▸ **Dataset records**:
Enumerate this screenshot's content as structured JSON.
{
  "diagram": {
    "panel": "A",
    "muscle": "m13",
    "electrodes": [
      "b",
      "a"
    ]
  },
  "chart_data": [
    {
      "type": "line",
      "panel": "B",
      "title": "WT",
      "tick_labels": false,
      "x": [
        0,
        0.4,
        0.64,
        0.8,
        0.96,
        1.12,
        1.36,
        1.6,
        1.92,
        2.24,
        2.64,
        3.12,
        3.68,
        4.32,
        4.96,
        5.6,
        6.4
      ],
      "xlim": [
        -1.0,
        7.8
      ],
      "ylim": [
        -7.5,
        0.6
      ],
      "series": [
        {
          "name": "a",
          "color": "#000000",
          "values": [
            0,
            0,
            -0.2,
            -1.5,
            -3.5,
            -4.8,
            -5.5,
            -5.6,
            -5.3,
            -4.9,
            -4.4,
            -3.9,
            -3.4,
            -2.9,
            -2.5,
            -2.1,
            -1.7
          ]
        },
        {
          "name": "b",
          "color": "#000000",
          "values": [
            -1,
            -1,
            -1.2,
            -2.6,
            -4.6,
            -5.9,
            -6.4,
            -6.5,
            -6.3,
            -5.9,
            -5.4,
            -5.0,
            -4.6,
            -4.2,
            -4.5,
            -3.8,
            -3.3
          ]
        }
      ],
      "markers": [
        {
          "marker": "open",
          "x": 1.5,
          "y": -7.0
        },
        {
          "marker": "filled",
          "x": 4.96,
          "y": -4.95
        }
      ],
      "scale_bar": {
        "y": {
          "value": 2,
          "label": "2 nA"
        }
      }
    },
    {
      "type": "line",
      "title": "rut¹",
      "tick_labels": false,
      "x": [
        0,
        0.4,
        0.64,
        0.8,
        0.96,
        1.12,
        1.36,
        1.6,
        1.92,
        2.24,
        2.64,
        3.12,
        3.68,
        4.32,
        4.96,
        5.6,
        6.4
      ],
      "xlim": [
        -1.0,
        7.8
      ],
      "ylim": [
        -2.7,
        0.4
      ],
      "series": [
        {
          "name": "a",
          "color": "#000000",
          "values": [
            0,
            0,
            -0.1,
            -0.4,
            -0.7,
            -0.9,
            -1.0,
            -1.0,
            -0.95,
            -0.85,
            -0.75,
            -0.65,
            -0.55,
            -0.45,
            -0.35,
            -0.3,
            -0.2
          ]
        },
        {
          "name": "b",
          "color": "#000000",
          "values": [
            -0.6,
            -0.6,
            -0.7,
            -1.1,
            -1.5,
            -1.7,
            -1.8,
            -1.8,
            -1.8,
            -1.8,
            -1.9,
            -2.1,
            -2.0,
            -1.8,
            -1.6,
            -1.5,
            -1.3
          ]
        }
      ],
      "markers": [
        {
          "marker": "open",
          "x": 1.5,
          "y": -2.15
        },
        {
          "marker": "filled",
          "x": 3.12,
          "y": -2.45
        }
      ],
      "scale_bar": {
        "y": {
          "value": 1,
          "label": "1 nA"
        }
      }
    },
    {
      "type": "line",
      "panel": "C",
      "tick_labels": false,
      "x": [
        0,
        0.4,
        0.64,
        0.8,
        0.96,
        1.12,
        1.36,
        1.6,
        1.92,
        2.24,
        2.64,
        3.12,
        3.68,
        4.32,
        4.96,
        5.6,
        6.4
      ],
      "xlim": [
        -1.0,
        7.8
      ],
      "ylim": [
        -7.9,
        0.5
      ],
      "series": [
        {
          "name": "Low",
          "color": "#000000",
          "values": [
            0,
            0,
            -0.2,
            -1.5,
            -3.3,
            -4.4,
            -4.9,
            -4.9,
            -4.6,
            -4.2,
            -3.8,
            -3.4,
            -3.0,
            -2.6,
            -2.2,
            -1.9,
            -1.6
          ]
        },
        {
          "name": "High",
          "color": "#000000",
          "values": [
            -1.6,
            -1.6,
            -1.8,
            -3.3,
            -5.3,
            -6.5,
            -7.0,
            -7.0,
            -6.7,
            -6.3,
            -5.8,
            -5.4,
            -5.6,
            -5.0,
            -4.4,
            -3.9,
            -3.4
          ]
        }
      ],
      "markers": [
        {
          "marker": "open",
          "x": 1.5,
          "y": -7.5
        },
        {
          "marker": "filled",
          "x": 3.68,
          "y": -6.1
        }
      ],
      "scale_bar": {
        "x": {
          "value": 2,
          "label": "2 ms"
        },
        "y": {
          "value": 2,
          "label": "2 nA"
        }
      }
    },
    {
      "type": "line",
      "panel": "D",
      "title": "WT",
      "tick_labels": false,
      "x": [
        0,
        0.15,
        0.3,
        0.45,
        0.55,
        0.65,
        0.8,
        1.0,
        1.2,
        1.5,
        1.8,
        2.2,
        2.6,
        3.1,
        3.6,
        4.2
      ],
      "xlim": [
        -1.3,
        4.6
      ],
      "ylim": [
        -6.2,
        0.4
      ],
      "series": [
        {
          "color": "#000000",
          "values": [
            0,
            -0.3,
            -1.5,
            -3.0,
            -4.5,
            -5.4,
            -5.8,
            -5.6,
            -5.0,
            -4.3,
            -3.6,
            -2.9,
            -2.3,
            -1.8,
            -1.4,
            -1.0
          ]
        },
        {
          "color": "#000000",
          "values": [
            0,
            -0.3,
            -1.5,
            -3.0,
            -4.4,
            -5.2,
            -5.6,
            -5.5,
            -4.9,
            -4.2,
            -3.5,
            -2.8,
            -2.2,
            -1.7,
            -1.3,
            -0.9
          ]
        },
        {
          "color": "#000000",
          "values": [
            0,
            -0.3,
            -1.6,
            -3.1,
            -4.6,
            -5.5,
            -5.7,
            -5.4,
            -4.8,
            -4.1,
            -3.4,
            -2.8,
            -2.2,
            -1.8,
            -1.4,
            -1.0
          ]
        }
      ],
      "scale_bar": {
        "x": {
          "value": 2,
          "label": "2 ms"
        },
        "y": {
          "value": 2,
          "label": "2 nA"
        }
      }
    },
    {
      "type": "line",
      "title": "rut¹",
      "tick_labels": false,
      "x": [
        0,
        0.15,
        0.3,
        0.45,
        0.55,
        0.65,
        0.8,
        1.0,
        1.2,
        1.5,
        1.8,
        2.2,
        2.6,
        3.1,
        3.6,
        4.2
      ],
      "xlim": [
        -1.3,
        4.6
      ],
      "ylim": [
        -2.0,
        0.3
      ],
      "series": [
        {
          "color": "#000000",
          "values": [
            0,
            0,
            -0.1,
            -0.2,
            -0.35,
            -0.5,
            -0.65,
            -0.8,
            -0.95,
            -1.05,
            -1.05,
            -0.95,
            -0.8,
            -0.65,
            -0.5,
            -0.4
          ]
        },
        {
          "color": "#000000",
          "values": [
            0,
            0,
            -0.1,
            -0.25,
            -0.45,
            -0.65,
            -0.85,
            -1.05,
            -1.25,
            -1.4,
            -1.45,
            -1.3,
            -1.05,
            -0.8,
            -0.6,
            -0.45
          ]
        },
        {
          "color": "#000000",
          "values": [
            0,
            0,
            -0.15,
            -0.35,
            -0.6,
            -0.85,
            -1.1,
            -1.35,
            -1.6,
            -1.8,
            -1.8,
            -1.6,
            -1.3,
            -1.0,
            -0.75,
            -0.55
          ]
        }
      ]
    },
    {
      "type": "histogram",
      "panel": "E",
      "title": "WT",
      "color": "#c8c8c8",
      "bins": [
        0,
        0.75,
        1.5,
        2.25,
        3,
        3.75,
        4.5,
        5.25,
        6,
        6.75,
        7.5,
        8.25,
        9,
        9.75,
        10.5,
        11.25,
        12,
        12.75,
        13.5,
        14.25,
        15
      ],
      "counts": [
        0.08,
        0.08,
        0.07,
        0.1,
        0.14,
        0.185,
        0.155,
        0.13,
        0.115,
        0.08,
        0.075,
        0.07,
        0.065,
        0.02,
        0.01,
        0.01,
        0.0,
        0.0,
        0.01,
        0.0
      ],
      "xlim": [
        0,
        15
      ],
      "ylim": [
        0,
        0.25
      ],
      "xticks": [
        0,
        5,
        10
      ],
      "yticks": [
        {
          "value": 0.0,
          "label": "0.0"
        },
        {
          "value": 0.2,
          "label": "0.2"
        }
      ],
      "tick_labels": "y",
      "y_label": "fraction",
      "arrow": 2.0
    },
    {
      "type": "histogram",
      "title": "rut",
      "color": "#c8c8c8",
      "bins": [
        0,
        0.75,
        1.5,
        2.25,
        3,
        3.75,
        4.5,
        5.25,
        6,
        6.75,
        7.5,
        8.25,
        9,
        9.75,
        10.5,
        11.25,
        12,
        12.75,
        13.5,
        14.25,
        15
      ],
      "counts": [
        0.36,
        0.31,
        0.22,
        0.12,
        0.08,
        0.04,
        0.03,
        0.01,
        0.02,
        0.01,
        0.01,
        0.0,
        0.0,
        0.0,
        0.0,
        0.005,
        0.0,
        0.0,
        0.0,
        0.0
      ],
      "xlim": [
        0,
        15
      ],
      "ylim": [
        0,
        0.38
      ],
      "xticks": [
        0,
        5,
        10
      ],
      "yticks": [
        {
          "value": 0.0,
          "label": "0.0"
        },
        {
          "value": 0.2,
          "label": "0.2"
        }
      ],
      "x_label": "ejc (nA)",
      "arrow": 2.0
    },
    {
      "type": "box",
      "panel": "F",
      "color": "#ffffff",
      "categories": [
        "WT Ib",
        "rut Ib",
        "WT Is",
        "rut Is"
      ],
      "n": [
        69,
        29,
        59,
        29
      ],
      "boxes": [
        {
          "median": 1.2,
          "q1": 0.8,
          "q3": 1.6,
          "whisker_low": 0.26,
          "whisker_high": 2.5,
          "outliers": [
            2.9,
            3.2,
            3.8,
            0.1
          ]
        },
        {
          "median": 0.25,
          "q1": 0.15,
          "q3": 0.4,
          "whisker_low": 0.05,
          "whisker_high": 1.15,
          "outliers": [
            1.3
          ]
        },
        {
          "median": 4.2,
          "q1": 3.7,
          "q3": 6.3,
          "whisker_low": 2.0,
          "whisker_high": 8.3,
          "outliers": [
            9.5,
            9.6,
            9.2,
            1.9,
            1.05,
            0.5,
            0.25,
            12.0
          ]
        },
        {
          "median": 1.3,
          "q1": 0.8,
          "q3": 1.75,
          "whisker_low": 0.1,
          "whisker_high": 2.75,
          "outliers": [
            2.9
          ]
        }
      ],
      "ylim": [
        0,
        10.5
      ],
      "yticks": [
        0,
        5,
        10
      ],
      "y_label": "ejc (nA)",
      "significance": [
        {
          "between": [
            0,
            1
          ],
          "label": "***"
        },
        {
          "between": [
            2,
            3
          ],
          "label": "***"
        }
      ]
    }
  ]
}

▸ **What the task asks**: Reproduce each line of the material containing the word "panel".

▸ **Solution to the exercise**:
    "panel": "A",
      "panel": "B",
      "panel": "C",
      "panel": "D",
      "panel": "E",
      "panel": "F",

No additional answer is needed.